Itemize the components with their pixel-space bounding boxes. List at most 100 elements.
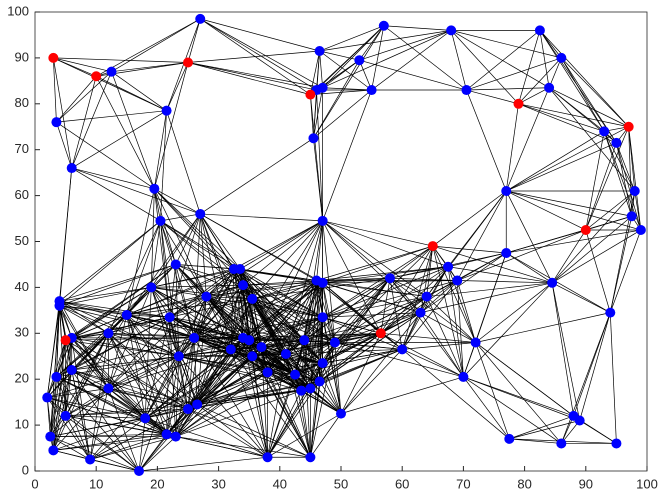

* * *

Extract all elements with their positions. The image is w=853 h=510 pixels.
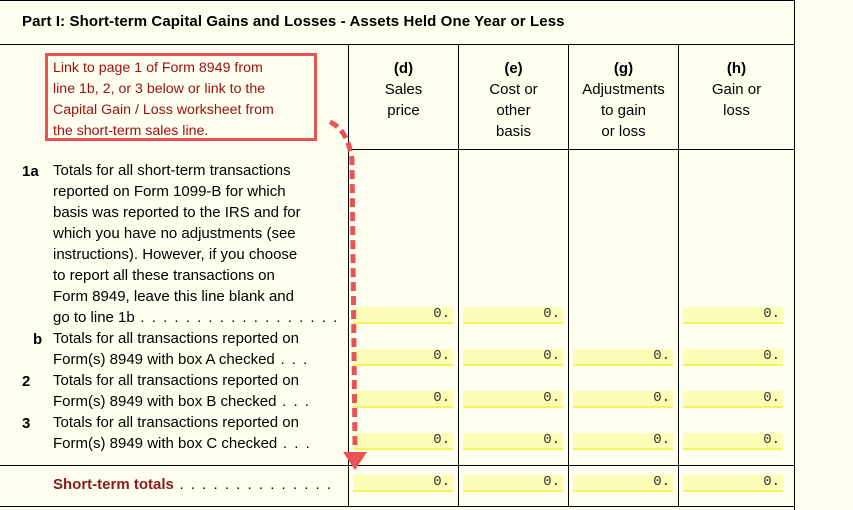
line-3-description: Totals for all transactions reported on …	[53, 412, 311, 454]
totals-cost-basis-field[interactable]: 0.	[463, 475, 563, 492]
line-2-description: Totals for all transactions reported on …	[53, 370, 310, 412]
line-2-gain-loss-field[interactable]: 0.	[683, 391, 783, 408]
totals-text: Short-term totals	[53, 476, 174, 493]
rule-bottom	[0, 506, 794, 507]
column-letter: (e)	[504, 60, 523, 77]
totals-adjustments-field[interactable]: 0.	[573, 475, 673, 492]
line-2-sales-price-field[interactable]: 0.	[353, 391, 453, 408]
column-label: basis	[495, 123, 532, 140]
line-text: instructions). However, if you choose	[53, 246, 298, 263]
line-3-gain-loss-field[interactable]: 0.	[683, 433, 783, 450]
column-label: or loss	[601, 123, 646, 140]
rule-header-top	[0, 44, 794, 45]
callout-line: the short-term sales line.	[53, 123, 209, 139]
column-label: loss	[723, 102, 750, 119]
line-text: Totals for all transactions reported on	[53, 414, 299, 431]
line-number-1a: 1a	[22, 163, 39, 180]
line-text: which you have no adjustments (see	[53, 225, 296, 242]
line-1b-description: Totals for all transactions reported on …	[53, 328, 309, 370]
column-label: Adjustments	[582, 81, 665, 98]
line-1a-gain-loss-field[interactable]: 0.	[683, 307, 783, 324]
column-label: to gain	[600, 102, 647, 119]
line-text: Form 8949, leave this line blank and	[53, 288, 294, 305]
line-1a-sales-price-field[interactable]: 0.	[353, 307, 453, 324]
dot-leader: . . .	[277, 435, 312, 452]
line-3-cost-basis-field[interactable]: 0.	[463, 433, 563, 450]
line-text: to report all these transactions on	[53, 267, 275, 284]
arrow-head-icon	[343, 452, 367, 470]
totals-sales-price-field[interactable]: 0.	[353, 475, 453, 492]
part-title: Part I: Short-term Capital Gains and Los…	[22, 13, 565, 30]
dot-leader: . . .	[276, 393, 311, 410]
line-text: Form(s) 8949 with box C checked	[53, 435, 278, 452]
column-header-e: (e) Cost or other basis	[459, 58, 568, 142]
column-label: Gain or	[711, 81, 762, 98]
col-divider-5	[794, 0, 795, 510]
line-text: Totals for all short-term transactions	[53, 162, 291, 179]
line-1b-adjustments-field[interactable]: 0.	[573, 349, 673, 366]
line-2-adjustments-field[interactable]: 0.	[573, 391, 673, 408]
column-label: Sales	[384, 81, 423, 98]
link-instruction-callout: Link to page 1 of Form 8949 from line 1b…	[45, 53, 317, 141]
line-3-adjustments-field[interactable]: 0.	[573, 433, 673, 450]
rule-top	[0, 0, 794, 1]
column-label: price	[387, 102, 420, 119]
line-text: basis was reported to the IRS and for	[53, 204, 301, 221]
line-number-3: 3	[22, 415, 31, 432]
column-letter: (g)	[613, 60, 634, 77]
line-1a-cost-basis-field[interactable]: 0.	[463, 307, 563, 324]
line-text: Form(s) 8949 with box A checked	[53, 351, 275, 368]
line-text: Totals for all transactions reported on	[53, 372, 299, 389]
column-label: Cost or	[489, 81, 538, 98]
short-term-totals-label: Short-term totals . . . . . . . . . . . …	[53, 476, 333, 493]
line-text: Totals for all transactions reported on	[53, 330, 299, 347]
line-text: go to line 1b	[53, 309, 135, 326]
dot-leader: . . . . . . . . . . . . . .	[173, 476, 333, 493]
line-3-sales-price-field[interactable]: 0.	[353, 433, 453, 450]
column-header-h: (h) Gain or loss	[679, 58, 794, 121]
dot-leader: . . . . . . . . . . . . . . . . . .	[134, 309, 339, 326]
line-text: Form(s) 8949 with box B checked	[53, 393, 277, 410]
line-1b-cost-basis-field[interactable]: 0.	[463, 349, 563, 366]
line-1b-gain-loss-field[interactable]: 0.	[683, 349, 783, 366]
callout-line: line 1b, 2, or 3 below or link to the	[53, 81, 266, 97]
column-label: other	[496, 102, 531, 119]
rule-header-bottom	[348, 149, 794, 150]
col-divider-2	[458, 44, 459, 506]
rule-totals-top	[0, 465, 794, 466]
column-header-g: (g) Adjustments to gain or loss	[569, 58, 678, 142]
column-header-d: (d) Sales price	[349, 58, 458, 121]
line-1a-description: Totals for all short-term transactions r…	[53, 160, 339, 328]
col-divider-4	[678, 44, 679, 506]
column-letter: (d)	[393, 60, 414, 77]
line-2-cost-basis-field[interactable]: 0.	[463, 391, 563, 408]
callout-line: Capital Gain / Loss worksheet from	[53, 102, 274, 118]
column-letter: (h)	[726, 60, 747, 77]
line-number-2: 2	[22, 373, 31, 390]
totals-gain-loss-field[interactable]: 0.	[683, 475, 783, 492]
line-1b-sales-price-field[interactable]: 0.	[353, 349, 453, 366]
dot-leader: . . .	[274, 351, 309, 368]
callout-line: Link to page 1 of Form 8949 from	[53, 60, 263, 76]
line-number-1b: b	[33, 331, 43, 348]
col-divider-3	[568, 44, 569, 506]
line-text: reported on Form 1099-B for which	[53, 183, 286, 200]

## [WHAT IS ASKED]
Copy the records from the line with "Extract all elements" up to and including the line with "391, 453, 408]", swapping "transactions" for "trades" and changing nothing else. Omit the pictures.

## [OUTPUT FOR THIS TASK]
Extract all elements with their positions. The image is w=853 h=510 pixels.
line-3-description: Totals for all trades reported on …	[53, 412, 311, 454]
totals-cost-basis-field[interactable]: 0.	[463, 475, 563, 492]
line-2-description: Totals for all trades reported on …	[53, 370, 310, 412]
line-2-gain-loss-field[interactable]: 0.	[683, 391, 783, 408]
totals-text: Short-term totals	[53, 476, 174, 493]
rule-bottom	[0, 506, 794, 507]
column-letter: (e)	[504, 60, 523, 77]
totals-adjustments-field[interactable]: 0.	[573, 475, 673, 492]
line-2-sales-price-field[interactable]: 0.	[353, 391, 453, 408]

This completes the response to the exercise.